> [DIRECTION] Reproduce the entries word for word, and omit any picture you find in them.

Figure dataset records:
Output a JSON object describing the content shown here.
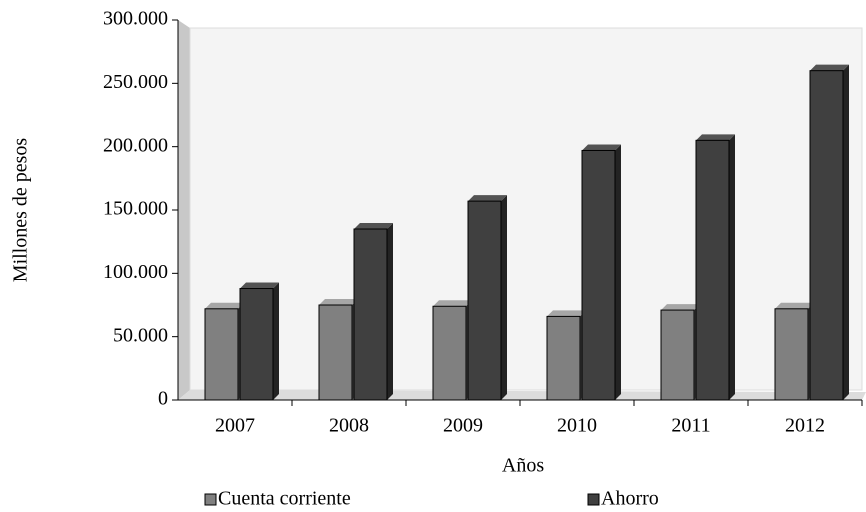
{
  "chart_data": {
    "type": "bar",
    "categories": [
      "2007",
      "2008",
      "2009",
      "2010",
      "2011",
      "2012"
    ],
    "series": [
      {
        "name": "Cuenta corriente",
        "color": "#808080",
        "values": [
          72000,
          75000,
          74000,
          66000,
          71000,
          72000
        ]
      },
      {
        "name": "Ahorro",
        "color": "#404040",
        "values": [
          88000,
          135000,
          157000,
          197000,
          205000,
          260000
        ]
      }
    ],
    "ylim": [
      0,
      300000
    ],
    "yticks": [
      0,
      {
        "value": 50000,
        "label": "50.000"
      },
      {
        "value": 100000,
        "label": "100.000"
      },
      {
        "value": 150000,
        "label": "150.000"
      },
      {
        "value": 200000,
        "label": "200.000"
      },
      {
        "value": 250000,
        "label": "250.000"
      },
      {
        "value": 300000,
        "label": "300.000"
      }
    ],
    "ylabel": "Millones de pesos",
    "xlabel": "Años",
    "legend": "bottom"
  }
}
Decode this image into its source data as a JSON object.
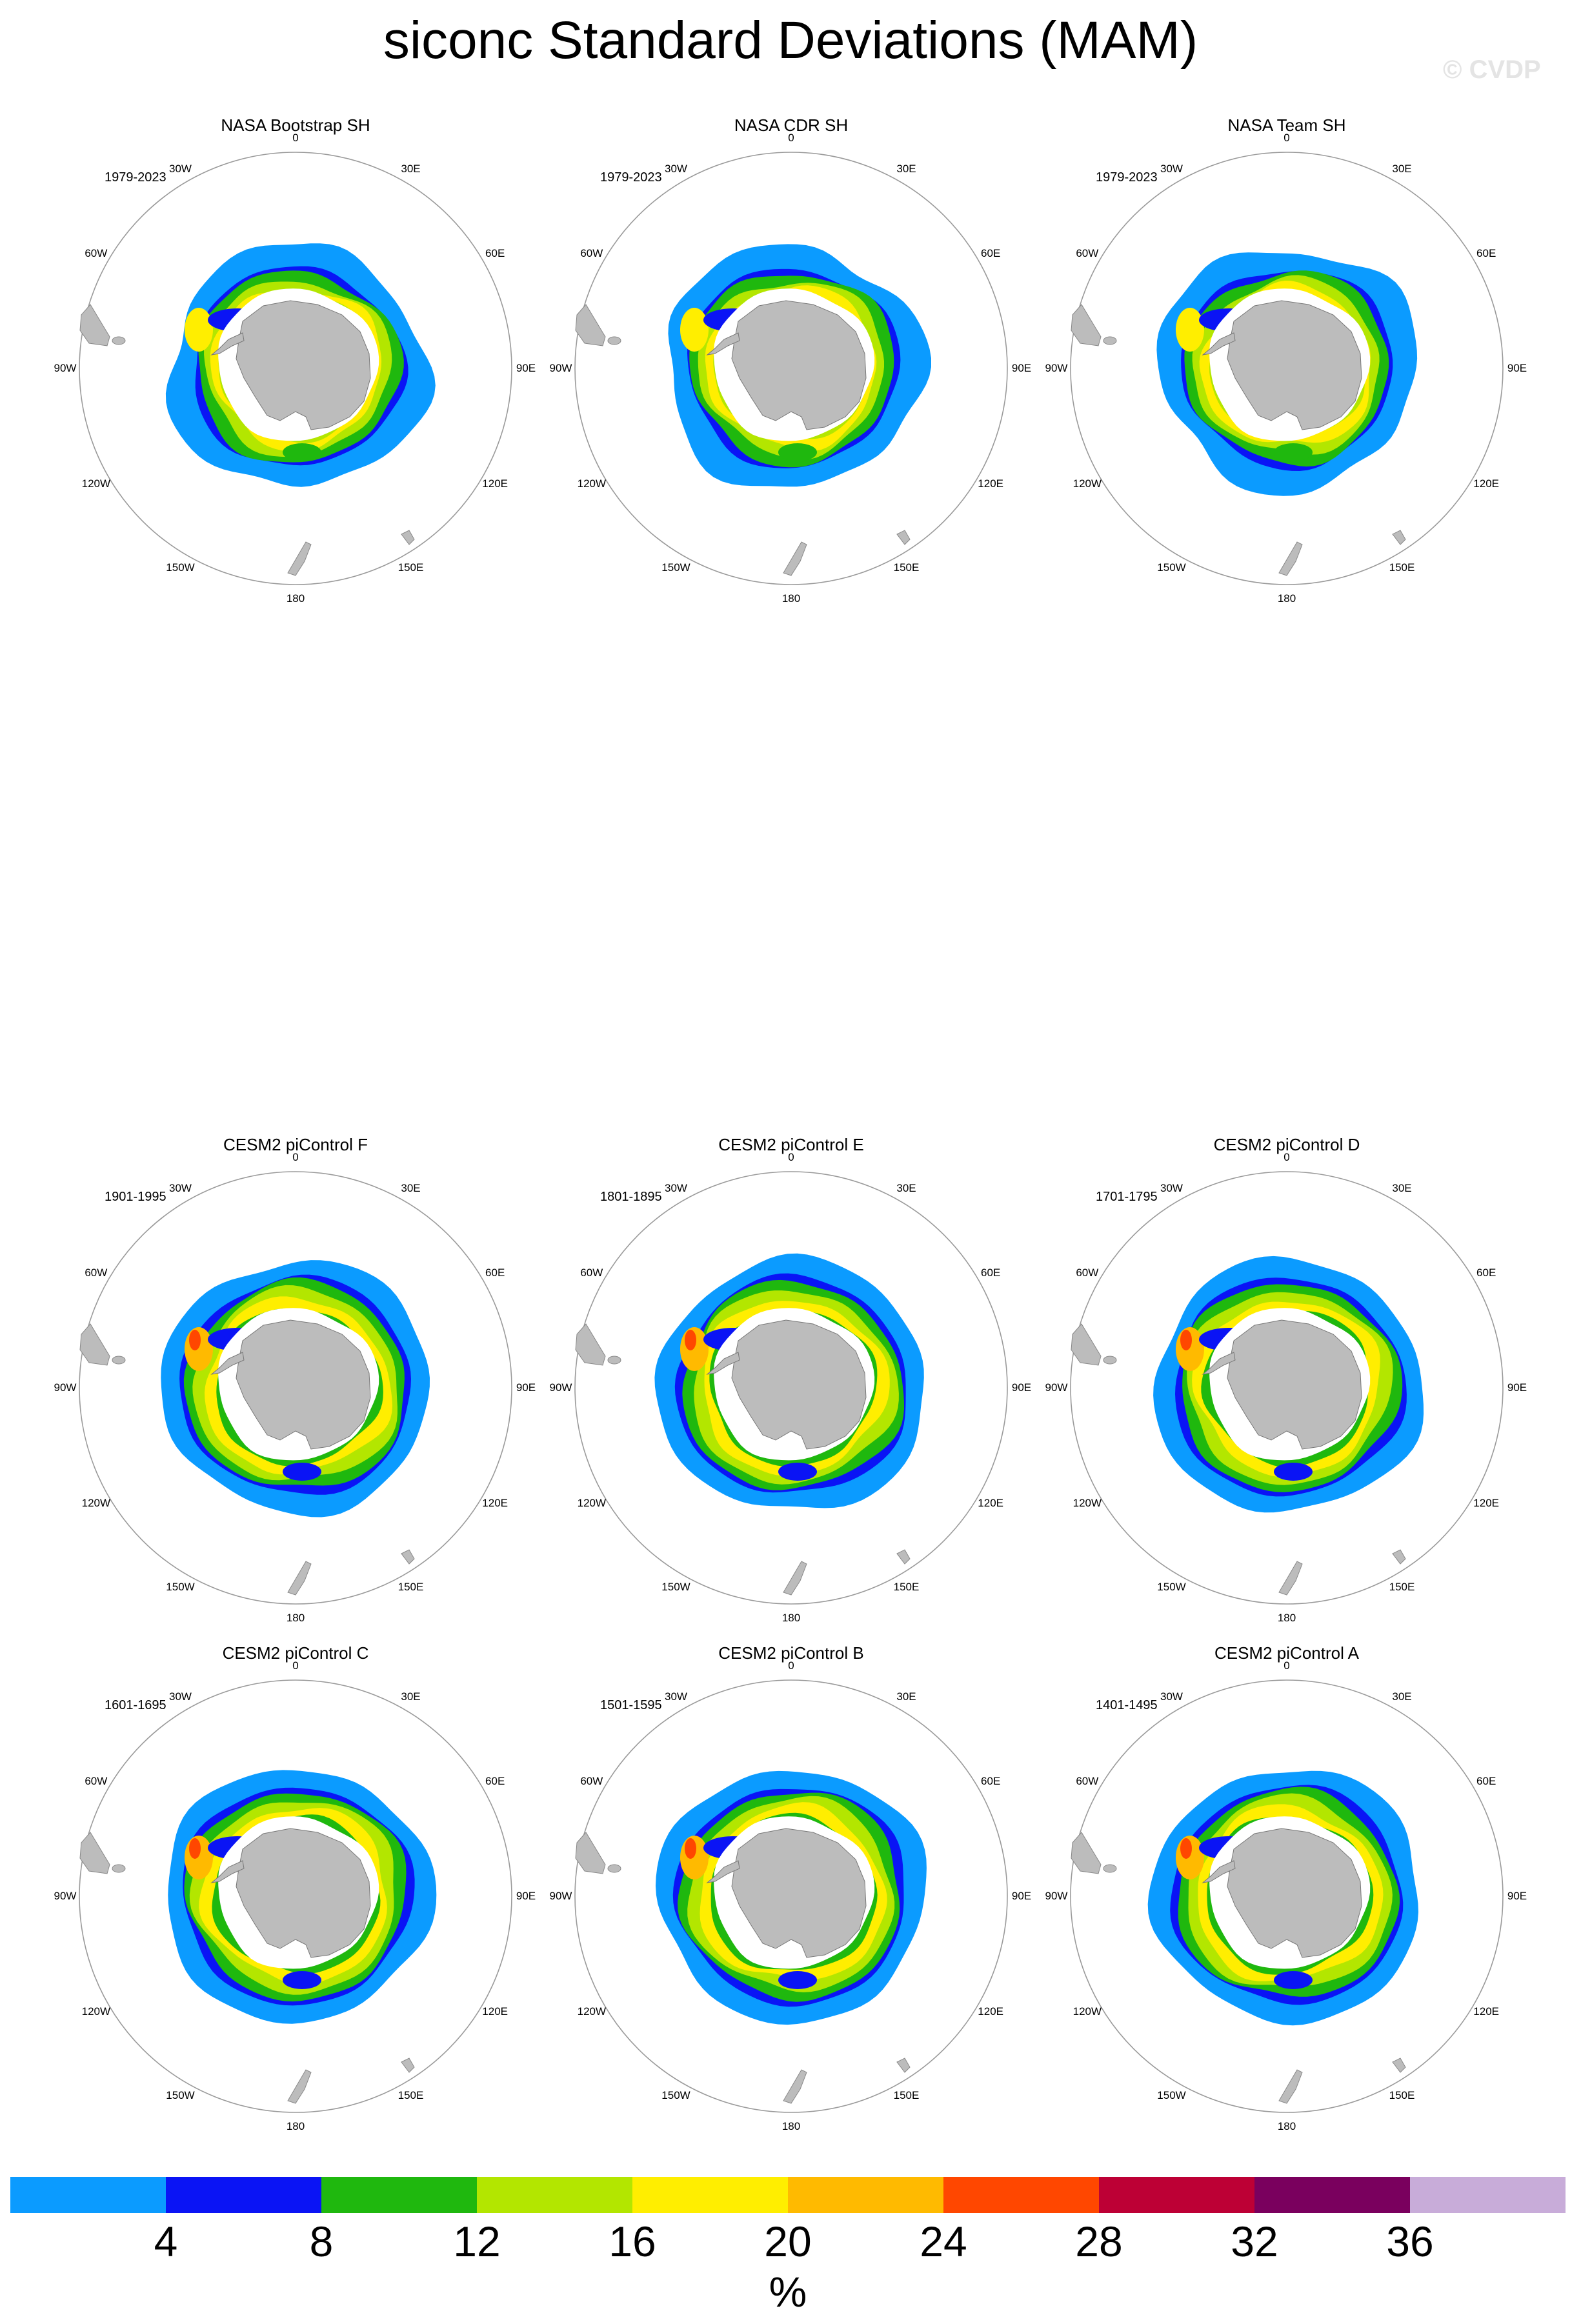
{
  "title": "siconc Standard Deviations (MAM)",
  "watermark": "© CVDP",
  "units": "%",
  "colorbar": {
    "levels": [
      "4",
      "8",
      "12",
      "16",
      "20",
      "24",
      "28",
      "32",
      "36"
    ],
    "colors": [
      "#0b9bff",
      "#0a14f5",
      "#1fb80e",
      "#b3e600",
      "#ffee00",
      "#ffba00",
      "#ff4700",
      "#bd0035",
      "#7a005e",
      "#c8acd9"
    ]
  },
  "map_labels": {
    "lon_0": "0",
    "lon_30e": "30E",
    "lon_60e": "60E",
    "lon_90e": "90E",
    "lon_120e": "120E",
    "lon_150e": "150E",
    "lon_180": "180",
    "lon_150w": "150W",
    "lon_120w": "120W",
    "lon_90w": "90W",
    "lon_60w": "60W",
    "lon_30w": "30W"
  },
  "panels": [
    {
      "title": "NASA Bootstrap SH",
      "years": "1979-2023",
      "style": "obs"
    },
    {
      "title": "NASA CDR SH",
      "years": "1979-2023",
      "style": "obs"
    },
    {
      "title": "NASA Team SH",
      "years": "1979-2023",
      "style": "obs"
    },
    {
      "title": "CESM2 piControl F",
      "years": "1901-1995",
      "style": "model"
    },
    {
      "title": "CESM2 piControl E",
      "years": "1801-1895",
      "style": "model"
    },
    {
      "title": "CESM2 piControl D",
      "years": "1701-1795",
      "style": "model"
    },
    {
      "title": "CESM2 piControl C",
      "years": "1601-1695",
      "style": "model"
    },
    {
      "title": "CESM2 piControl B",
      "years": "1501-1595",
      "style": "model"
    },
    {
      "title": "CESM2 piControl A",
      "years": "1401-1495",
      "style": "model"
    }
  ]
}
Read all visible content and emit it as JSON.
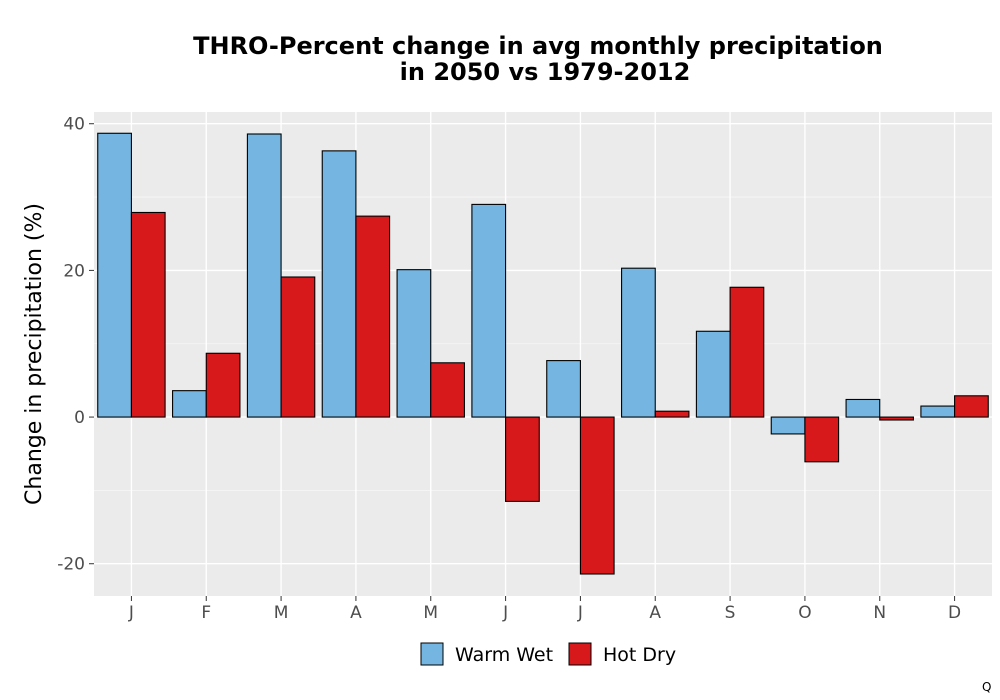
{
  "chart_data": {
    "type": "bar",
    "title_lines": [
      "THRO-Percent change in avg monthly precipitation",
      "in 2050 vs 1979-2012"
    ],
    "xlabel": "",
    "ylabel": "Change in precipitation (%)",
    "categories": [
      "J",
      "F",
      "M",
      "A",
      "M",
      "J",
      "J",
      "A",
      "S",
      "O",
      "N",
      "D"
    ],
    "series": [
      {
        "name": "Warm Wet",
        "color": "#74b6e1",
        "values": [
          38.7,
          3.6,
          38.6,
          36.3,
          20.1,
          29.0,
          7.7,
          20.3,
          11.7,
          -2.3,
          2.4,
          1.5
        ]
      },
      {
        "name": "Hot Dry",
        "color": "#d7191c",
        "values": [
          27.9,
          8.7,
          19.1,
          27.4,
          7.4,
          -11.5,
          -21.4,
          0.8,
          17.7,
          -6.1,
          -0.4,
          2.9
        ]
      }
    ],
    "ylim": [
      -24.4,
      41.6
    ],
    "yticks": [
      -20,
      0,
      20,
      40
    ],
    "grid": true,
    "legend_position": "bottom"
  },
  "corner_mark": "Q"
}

> [WORKED ANSWER]
Output a JSON object describing the content shown here.
{
  "chart_data": {
    "type": "bar",
    "categories": [
      "2007",
      "2008",
      "2009",
      "2010",
      "2011",
      "2012"
    ],
    "series": [
      {
        "name": "Cuenta corriente",
        "color": "#808080",
        "values": [
          72000,
          75000,
          74000,
          66000,
          71000,
          72000
        ]
      },
      {
        "name": "Ahorro",
        "color": "#404040",
        "values": [
          88000,
          135000,
          157000,
          197000,
          205000,
          260000
        ]
      }
    ],
    "ylim": [
      0,
      300000
    ],
    "yticks": [
      0,
      {
        "value": 50000,
        "label": "50.000"
      },
      {
        "value": 100000,
        "label": "100.000"
      },
      {
        "value": 150000,
        "label": "150.000"
      },
      {
        "value": 200000,
        "label": "200.000"
      },
      {
        "value": 250000,
        "label": "250.000"
      },
      {
        "value": 300000,
        "label": "300.000"
      }
    ],
    "ylabel": "Millones de pesos",
    "xlabel": "Años",
    "legend": "bottom"
  }
}
Decode this image into its source data as a JSON object.
{
  "title": "siconc Standard Deviations (MAM)",
  "watermark": "© CVDP",
  "units": "%",
  "colorbar": {
    "levels": [
      "4",
      "8",
      "12",
      "16",
      "20",
      "24",
      "28",
      "32",
      "36"
    ],
    "colors": [
      "#0b9bff",
      "#0a14f5",
      "#1fb80e",
      "#b3e600",
      "#ffee00",
      "#ffba00",
      "#ff4700",
      "#bd0035",
      "#7a005e",
      "#c8acd9"
    ]
  },
  "map_labels": {
    "lon_0": "0",
    "lon_30e": "30E",
    "lon_60e": "60E",
    "lon_90e": "90E",
    "lon_120e": "120E",
    "lon_150e": "150E",
    "lon_180": "180",
    "lon_150w": "150W",
    "lon_120w": "120W",
    "lon_90w": "90W",
    "lon_60w": "60W",
    "lon_30w": "30W"
  },
  "panels": [
    {
      "title": "NASA Bootstrap SH",
      "years": "1979-2023",
      "style": "obs"
    },
    {
      "title": "NASA CDR SH",
      "years": "1979-2023",
      "style": "obs"
    },
    {
      "title": "NASA Team SH",
      "years": "1979-2023",
      "style": "obs"
    },
    {
      "title": "CESM2 piControl F",
      "years": "1901-1995",
      "style": "model"
    },
    {
      "title": "CESM2 piControl E",
      "years": "1801-1895",
      "style": "model"
    },
    {
      "title": "CESM2 piControl D",
      "years": "1701-1795",
      "style": "model"
    },
    {
      "title": "CESM2 piControl C",
      "years": "1601-1695",
      "style": "model"
    },
    {
      "title": "CESM2 piControl B",
      "years": "1501-1595",
      "style": "model"
    },
    {
      "title": "CESM2 piControl A",
      "years": "1401-1495",
      "style": "model"
    }
  ]
}
Read all visible content and emit it as JSON.
{
  "chart_data": {
    "type": "bar",
    "title_lines": [
      "THRO-Percent change in avg monthly precipitation",
      "in 2050 vs 1979-2012"
    ],
    "xlabel": "",
    "ylabel": "Change in precipitation (%)",
    "categories": [
      "J",
      "F",
      "M",
      "A",
      "M",
      "J",
      "J",
      "A",
      "S",
      "O",
      "N",
      "D"
    ],
    "series": [
      {
        "name": "Warm Wet",
        "color": "#74b6e1",
        "values": [
          38.7,
          3.6,
          38.6,
          36.3,
          20.1,
          29.0,
          7.7,
          20.3,
          11.7,
          -2.3,
          2.4,
          1.5
        ]
      },
      {
        "name": "Hot Dry",
        "color": "#d7191c",
        "values": [
          27.9,
          8.7,
          19.1,
          27.4,
          7.4,
          -11.5,
          -21.4,
          0.8,
          17.7,
          -6.1,
          -0.4,
          2.9
        ]
      }
    ],
    "ylim": [
      -24.4,
      41.6
    ],
    "yticks": [
      -20,
      0,
      20,
      40
    ],
    "grid": true,
    "legend_position": "bottom"
  },
  "corner_mark": "Q"
}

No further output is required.